The task
Repeat every line of the listing below exactly, minus the pictures.

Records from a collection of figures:
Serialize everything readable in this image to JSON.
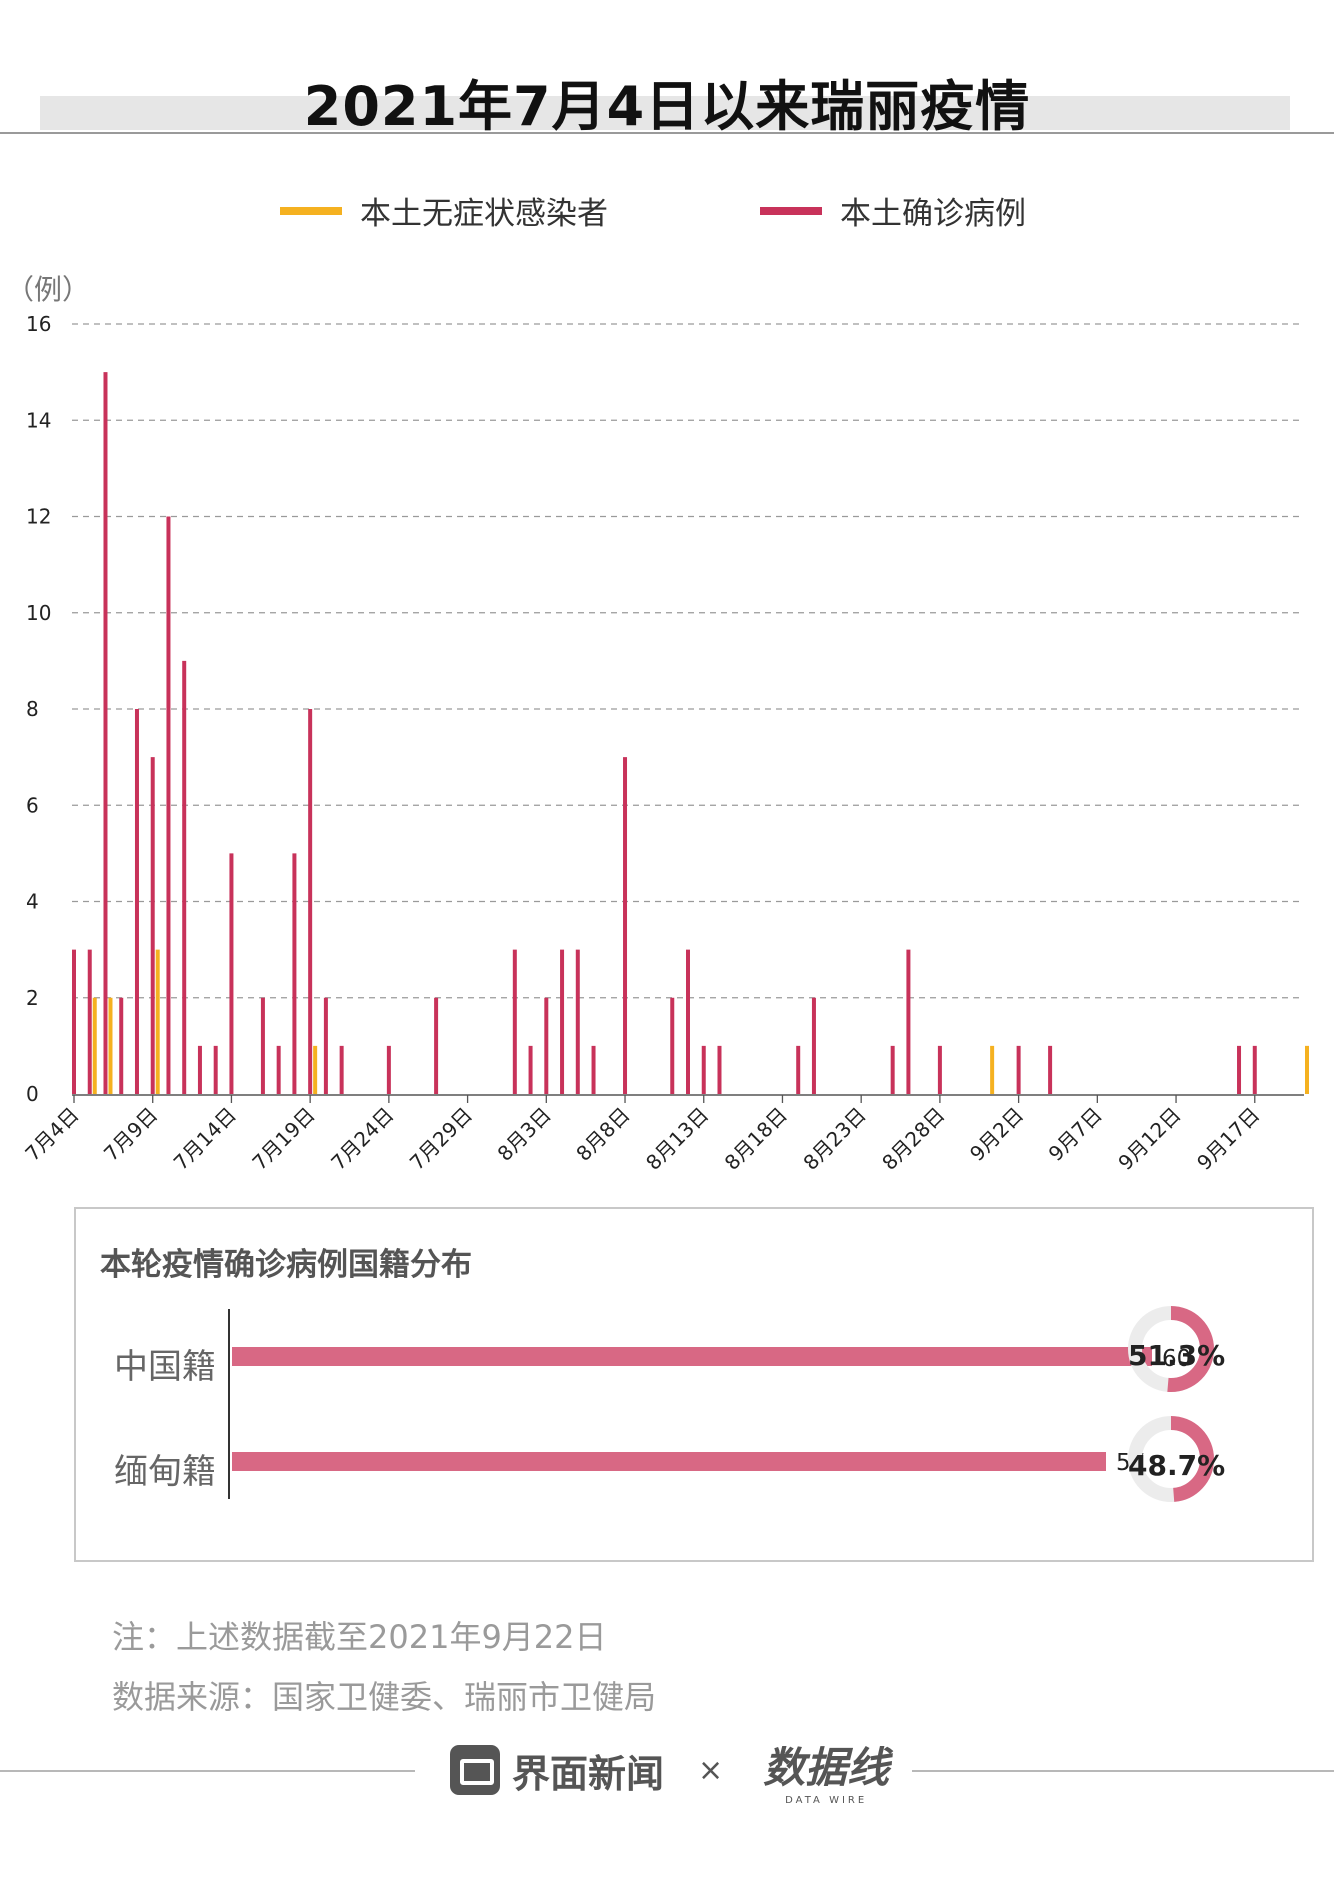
{
  "title": "2021年7月4日以来瑞丽疫情",
  "legend": [
    {
      "label": "本土无症状感染者",
      "color": "#f5b120"
    },
    {
      "label": "本土确诊病例",
      "color": "#c8325a"
    }
  ],
  "chart_data": {
    "type": "bar",
    "unit_label": "（例）",
    "ylim": [
      0,
      16
    ],
    "yticks": [
      0,
      2,
      4,
      6,
      8,
      10,
      12,
      14,
      16
    ],
    "grid": true,
    "x_tick_labels": [
      "7月4日",
      "7月9日",
      "7月14日",
      "7月19日",
      "7月24日",
      "7月29日",
      "8月3日",
      "8月8日",
      "8月13日",
      "8月18日",
      "8月23日",
      "8月28日",
      "9月2日",
      "9月7日",
      "9月12日",
      "9月17日"
    ],
    "series": [
      {
        "name": "本土确诊病例",
        "color": "#c8325a",
        "points": [
          {
            "date": "7月4日",
            "value": 3
          },
          {
            "date": "7月5日",
            "value": 3
          },
          {
            "date": "7月6日",
            "value": 15
          },
          {
            "date": "7月7日",
            "value": 2
          },
          {
            "date": "7月8日",
            "value": 8
          },
          {
            "date": "7月9日",
            "value": 7
          },
          {
            "date": "7月10日",
            "value": 12
          },
          {
            "date": "7月11日",
            "value": 9
          },
          {
            "date": "7月12日",
            "value": 1
          },
          {
            "date": "7月13日",
            "value": 1
          },
          {
            "date": "7月14日",
            "value": 5
          },
          {
            "date": "7月16日",
            "value": 2
          },
          {
            "date": "7月17日",
            "value": 1
          },
          {
            "date": "7月18日",
            "value": 5
          },
          {
            "date": "7月19日",
            "value": 8
          },
          {
            "date": "7月20日",
            "value": 2
          },
          {
            "date": "7月21日",
            "value": 1
          },
          {
            "date": "7月24日",
            "value": 1
          },
          {
            "date": "7月27日",
            "value": 2
          },
          {
            "date": "8月1日",
            "value": 3
          },
          {
            "date": "8月2日",
            "value": 1
          },
          {
            "date": "8月3日",
            "value": 2
          },
          {
            "date": "8月4日",
            "value": 3
          },
          {
            "date": "8月5日",
            "value": 3
          },
          {
            "date": "8月6日",
            "value": 1
          },
          {
            "date": "8月8日",
            "value": 7
          },
          {
            "date": "8月11日",
            "value": 2
          },
          {
            "date": "8月12日",
            "value": 3
          },
          {
            "date": "8月13日",
            "value": 1
          },
          {
            "date": "8月14日",
            "value": 1
          },
          {
            "date": "8月19日",
            "value": 1
          },
          {
            "date": "8月20日",
            "value": 2
          },
          {
            "date": "8月25日",
            "value": 1
          },
          {
            "date": "8月26日",
            "value": 3
          },
          {
            "date": "8月28日",
            "value": 1
          },
          {
            "date": "9月2日",
            "value": 1
          },
          {
            "date": "9月4日",
            "value": 1
          },
          {
            "date": "9月16日",
            "value": 1
          },
          {
            "date": "9月17日",
            "value": 1
          }
        ]
      },
      {
        "name": "本土无症状感染者",
        "color": "#f5b120",
        "points": [
          {
            "date": "7月5日",
            "value": 2
          },
          {
            "date": "7月6日",
            "value": 2
          },
          {
            "date": "7月9日",
            "value": 3
          },
          {
            "date": "7月19日",
            "value": 1
          },
          {
            "date": "8月31日",
            "value": 1
          },
          {
            "date": "9月20日",
            "value": 1
          }
        ]
      }
    ]
  },
  "nationality": {
    "title": "本轮疫情确诊病例国籍分布",
    "rows": [
      {
        "label": "中国籍",
        "value": 60,
        "value_text": "60",
        "pct": 51.3,
        "pct_text": "51.3%"
      },
      {
        "label": "缅甸籍",
        "value": 57,
        "value_text": "57",
        "pct": 48.7,
        "pct_text": "48.7%"
      }
    ],
    "bar_color": "#d86884",
    "donut_bg": "#ececec"
  },
  "notes": {
    "note": "注：上述数据截至2021年9月22日",
    "source": "数据来源：国家卫健委、瑞丽市卫健局"
  },
  "footer": {
    "brand1": "界面新闻",
    "times": "×",
    "brand2": "数据线",
    "brand2_sub": "DATA WIRE"
  }
}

Task solution
Serialize everything readable in this image to JSON.
{
  "title": "2021年7月4日以来瑞丽疫情",
  "legend": [
    {
      "label": "本土无症状感染者",
      "color": "#f5b120"
    },
    {
      "label": "本土确诊病例",
      "color": "#c8325a"
    }
  ],
  "chart_data": {
    "type": "bar",
    "unit_label": "（例）",
    "ylim": [
      0,
      16
    ],
    "yticks": [
      0,
      2,
      4,
      6,
      8,
      10,
      12,
      14,
      16
    ],
    "grid": true,
    "x_tick_labels": [
      "7月4日",
      "7月9日",
      "7月14日",
      "7月19日",
      "7月24日",
      "7月29日",
      "8月3日",
      "8月8日",
      "8月13日",
      "8月18日",
      "8月23日",
      "8月28日",
      "9月2日",
      "9月7日",
      "9月12日",
      "9月17日"
    ],
    "series": [
      {
        "name": "本土确诊病例",
        "color": "#c8325a",
        "points": [
          {
            "date": "7月4日",
            "value": 3
          },
          {
            "date": "7月5日",
            "value": 3
          },
          {
            "date": "7月6日",
            "value": 15
          },
          {
            "date": "7月7日",
            "value": 2
          },
          {
            "date": "7月8日",
            "value": 8
          },
          {
            "date": "7月9日",
            "value": 7
          },
          {
            "date": "7月10日",
            "value": 12
          },
          {
            "date": "7月11日",
            "value": 9
          },
          {
            "date": "7月12日",
            "value": 1
          },
          {
            "date": "7月13日",
            "value": 1
          },
          {
            "date": "7月14日",
            "value": 5
          },
          {
            "date": "7月16日",
            "value": 2
          },
          {
            "date": "7月17日",
            "value": 1
          },
          {
            "date": "7月18日",
            "value": 5
          },
          {
            "date": "7月19日",
            "value": 8
          },
          {
            "date": "7月20日",
            "value": 2
          },
          {
            "date": "7月21日",
            "value": 1
          },
          {
            "date": "7月24日",
            "value": 1
          },
          {
            "date": "7月27日",
            "value": 2
          },
          {
            "date": "8月1日",
            "value": 3
          },
          {
            "date": "8月2日",
            "value": 1
          },
          {
            "date": "8月3日",
            "value": 2
          },
          {
            "date": "8月4日",
            "value": 3
          },
          {
            "date": "8月5日",
            "value": 3
          },
          {
            "date": "8月6日",
            "value": 1
          },
          {
            "date": "8月8日",
            "value": 7
          },
          {
            "date": "8月11日",
            "value": 2
          },
          {
            "date": "8月12日",
            "value": 3
          },
          {
            "date": "8月13日",
            "value": 1
          },
          {
            "date": "8月14日",
            "value": 1
          },
          {
            "date": "8月19日",
            "value": 1
          },
          {
            "date": "8月20日",
            "value": 2
          },
          {
            "date": "8月25日",
            "value": 1
          },
          {
            "date": "8月26日",
            "value": 3
          },
          {
            "date": "8月28日",
            "value": 1
          },
          {
            "date": "9月2日",
            "value": 1
          },
          {
            "date": "9月4日",
            "value": 1
          },
          {
            "date": "9月16日",
            "value": 1
          },
          {
            "date": "9月17日",
            "value": 1
          }
        ]
      },
      {
        "name": "本土无症状感染者",
        "color": "#f5b120",
        "points": [
          {
            "date": "7月5日",
            "value": 2
          },
          {
            "date": "7月6日",
            "value": 2
          },
          {
            "date": "7月9日",
            "value": 3
          },
          {
            "date": "7月19日",
            "value": 1
          },
          {
            "date": "8月31日",
            "value": 1
          },
          {
            "date": "9月20日",
            "value": 1
          }
        ]
      }
    ]
  },
  "nationality": {
    "title": "本轮疫情确诊病例国籍分布",
    "rows": [
      {
        "label": "中国籍",
        "value": 60,
        "value_text": "60",
        "pct": 51.3,
        "pct_text": "51.3%"
      },
      {
        "label": "缅甸籍",
        "value": 57,
        "value_text": "57",
        "pct": 48.7,
        "pct_text": "48.7%"
      }
    ],
    "bar_color": "#d86884",
    "donut_bg": "#ececec"
  },
  "notes": {
    "note": "注：上述数据截至2021年9月22日",
    "source": "数据来源：国家卫健委、瑞丽市卫健局"
  },
  "footer": {
    "brand1": "界面新闻",
    "times": "×",
    "brand2": "数据线",
    "brand2_sub": "DATA WIRE"
  }
}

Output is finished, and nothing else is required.